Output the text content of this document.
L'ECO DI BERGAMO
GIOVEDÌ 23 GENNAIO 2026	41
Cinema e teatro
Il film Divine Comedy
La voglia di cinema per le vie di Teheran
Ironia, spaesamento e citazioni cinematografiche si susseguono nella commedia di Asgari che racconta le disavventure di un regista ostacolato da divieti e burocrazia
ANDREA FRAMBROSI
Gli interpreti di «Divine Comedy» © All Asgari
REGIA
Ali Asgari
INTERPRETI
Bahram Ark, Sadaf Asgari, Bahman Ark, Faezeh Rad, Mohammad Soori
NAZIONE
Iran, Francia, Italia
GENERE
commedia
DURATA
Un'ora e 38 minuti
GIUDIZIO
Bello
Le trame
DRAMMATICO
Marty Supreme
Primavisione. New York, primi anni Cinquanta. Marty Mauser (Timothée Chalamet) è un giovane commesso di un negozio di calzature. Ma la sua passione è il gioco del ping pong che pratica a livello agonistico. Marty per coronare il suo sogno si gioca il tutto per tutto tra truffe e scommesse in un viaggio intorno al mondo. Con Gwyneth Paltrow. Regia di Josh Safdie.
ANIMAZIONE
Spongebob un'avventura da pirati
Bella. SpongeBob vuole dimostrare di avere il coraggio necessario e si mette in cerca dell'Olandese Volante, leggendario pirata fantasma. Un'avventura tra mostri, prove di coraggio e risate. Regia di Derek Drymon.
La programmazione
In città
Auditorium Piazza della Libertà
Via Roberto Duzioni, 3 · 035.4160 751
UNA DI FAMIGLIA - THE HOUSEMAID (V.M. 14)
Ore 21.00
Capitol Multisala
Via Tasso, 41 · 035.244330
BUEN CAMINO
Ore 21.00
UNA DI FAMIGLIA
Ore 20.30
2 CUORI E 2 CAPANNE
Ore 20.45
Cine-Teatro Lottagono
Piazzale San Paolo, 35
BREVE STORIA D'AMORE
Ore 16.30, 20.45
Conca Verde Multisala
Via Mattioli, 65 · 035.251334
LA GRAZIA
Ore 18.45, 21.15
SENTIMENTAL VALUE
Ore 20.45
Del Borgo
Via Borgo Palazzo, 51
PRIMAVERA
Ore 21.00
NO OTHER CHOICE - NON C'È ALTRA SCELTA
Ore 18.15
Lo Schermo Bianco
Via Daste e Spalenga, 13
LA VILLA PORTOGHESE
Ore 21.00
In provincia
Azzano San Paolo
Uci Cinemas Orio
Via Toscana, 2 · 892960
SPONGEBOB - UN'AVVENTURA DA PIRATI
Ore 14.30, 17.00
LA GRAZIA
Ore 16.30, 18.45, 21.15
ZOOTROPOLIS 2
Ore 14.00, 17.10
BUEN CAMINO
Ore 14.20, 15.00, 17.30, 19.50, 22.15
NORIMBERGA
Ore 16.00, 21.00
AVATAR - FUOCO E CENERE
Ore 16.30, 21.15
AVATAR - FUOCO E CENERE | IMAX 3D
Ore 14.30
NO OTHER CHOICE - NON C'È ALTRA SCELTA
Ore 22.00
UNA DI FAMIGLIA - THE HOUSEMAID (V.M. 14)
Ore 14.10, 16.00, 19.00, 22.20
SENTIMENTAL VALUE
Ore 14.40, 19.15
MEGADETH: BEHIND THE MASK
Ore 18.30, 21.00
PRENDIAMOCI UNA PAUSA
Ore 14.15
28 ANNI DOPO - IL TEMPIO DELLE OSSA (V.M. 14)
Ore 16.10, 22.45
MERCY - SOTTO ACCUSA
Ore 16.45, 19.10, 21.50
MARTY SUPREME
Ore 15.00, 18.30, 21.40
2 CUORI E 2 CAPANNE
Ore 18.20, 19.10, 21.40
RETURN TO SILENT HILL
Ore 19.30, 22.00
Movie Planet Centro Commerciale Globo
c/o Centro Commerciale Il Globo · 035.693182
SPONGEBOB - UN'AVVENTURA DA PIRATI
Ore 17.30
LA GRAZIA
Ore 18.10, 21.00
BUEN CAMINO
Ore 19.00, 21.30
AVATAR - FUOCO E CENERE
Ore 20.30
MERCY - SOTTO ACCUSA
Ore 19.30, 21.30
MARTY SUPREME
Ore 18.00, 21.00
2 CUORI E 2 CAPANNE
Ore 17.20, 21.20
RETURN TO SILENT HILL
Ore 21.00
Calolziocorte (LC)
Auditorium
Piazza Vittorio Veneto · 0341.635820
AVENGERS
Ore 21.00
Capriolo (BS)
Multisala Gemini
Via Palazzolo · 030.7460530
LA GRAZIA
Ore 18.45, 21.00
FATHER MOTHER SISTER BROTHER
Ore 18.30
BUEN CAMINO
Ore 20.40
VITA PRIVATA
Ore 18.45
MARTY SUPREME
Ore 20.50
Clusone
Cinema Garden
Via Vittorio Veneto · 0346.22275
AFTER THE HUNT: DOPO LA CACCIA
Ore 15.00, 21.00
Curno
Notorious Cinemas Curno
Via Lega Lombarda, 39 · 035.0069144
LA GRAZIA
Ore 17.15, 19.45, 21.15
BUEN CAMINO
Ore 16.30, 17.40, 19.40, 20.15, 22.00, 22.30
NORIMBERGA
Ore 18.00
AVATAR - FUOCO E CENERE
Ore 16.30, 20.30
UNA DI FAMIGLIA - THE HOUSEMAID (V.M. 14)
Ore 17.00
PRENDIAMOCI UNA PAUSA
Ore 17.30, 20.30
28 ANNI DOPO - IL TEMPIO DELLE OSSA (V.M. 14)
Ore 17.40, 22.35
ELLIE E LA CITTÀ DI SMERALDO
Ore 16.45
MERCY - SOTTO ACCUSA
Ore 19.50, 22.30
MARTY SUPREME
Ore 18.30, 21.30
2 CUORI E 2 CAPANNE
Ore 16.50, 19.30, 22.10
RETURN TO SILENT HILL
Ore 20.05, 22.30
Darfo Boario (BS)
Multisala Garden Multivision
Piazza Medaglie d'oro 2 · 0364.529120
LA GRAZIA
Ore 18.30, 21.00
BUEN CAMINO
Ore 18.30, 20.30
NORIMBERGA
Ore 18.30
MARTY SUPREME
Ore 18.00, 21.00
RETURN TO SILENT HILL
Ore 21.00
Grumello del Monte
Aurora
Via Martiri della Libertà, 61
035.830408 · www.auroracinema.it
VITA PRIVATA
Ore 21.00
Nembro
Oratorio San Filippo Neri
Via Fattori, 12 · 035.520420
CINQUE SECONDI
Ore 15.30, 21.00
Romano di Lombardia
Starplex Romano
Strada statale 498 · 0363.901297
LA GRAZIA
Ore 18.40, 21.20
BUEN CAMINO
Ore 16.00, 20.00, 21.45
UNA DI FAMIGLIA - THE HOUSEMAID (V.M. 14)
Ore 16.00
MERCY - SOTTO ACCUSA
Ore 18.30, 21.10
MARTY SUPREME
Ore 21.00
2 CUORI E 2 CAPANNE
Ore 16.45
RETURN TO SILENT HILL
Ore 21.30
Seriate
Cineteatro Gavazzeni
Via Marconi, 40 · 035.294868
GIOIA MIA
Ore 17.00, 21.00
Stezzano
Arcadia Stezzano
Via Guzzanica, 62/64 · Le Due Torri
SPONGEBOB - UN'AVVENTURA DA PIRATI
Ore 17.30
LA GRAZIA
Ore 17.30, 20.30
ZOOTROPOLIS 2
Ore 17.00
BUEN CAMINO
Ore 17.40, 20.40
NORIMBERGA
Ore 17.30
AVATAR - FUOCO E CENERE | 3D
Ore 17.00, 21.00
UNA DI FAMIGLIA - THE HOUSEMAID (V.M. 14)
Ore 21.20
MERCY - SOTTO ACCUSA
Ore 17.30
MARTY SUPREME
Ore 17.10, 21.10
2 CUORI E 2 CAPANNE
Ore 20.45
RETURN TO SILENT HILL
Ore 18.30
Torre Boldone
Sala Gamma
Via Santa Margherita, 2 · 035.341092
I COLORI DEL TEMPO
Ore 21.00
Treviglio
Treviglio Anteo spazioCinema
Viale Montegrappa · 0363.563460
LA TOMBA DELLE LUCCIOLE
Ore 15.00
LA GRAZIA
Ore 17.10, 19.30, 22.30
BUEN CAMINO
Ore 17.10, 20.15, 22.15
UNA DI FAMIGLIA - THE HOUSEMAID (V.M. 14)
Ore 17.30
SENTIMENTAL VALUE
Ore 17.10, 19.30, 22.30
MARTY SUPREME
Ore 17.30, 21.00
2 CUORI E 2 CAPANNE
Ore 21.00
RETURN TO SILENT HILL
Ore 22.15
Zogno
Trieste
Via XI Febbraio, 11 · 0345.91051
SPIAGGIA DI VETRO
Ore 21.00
+ + +
» Written task: Filter the data for the string "Garden" and copy every line that has it.

» Task response:
Cinema Garden
Multisala Garden Multivision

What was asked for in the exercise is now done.